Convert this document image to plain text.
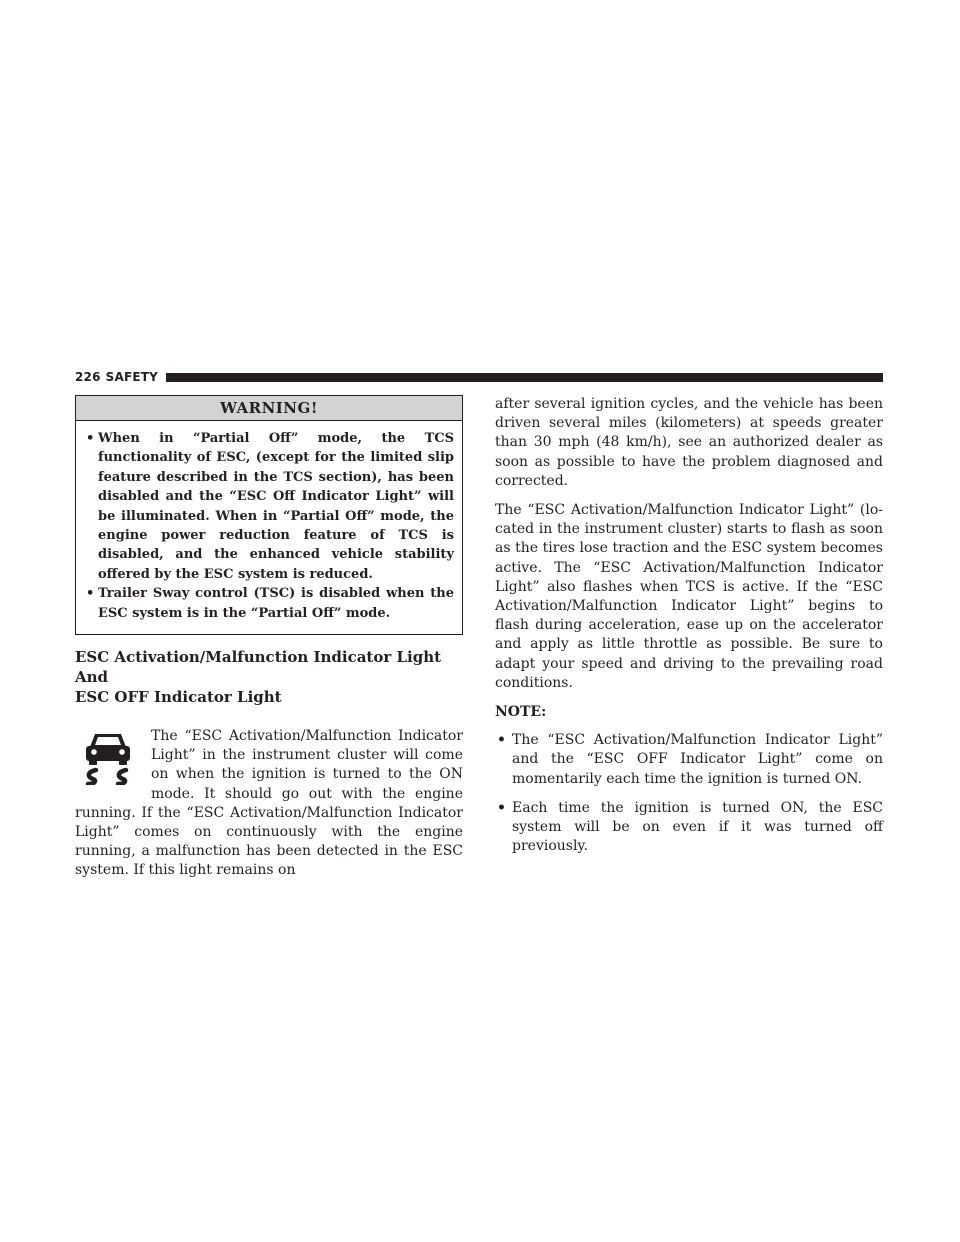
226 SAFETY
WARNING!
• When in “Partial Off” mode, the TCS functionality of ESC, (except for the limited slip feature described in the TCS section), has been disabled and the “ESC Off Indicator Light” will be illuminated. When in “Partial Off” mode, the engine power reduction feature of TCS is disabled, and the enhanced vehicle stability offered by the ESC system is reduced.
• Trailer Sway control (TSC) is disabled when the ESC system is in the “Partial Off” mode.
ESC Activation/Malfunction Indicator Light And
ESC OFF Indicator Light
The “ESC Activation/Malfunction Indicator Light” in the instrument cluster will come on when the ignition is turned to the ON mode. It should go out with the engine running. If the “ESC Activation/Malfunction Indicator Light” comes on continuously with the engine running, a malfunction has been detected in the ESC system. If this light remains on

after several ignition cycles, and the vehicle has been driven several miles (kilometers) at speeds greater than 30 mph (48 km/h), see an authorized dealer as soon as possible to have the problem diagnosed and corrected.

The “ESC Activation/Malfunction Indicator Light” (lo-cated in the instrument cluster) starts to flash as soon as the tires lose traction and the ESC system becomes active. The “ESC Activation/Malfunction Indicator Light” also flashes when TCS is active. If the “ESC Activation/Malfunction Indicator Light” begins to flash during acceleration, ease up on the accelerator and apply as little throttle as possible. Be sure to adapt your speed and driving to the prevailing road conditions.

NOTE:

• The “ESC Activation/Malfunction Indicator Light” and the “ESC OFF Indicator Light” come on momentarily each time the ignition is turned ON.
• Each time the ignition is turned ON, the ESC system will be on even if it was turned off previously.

[WRITTEN PROBLEM]:
Copy each line in full and exactly, omitting any picture.

[EXERCISE RESULT]:
Convert this document image to plain text.
226 SAFETY
WARNING!
• When in “Partial Off” mode, the TCS functionality of ESC, (except for the limited slip feature described in the TCS section), has been disabled and the “ESC Off Indicator Light” will be illuminated. When in “Partial Off” mode, the engine power reduction feature of TCS is disabled, and the enhanced vehicle stability offered by the ESC system is reduced.
• Trailer Sway control (TSC) is disabled when the ESC system is in the “Partial Off” mode.
ESC Activation/Malfunction Indicator Light And
ESC OFF Indicator Light
The “ESC Activation/Malfunction Indicator Light” in the instrument cluster will come on when the ignition is turned to the ON mode. It should go out with the engine running. If the “ESC Activation/Malfunction Indicator Light” comes on continuously with the engine running, a malfunction has been detected in the ESC system. If this light remains on

after several ignition cycles, and the vehicle has been driven several miles (kilometers) at speeds greater than 30 mph (48 km/h), see an authorized dealer as soon as possible to have the problem diagnosed and corrected.

The “ESC Activation/Malfunction Indicator Light” (lo-cated in the instrument cluster) starts to flash as soon as the tires lose traction and the ESC system becomes active. The “ESC Activation/Malfunction Indicator Light” also flashes when TCS is active. If the “ESC Activation/Malfunction Indicator Light” begins to flash during acceleration, ease up on the accelerator and apply as little throttle as possible. Be sure to adapt your speed and driving to the prevailing road conditions.

NOTE:

• The “ESC Activation/Malfunction Indicator Light” and the “ESC OFF Indicator Light” come on momentarily each time the ignition is turned ON.
• Each time the ignition is turned ON, the ESC system will be on even if it was turned off previously.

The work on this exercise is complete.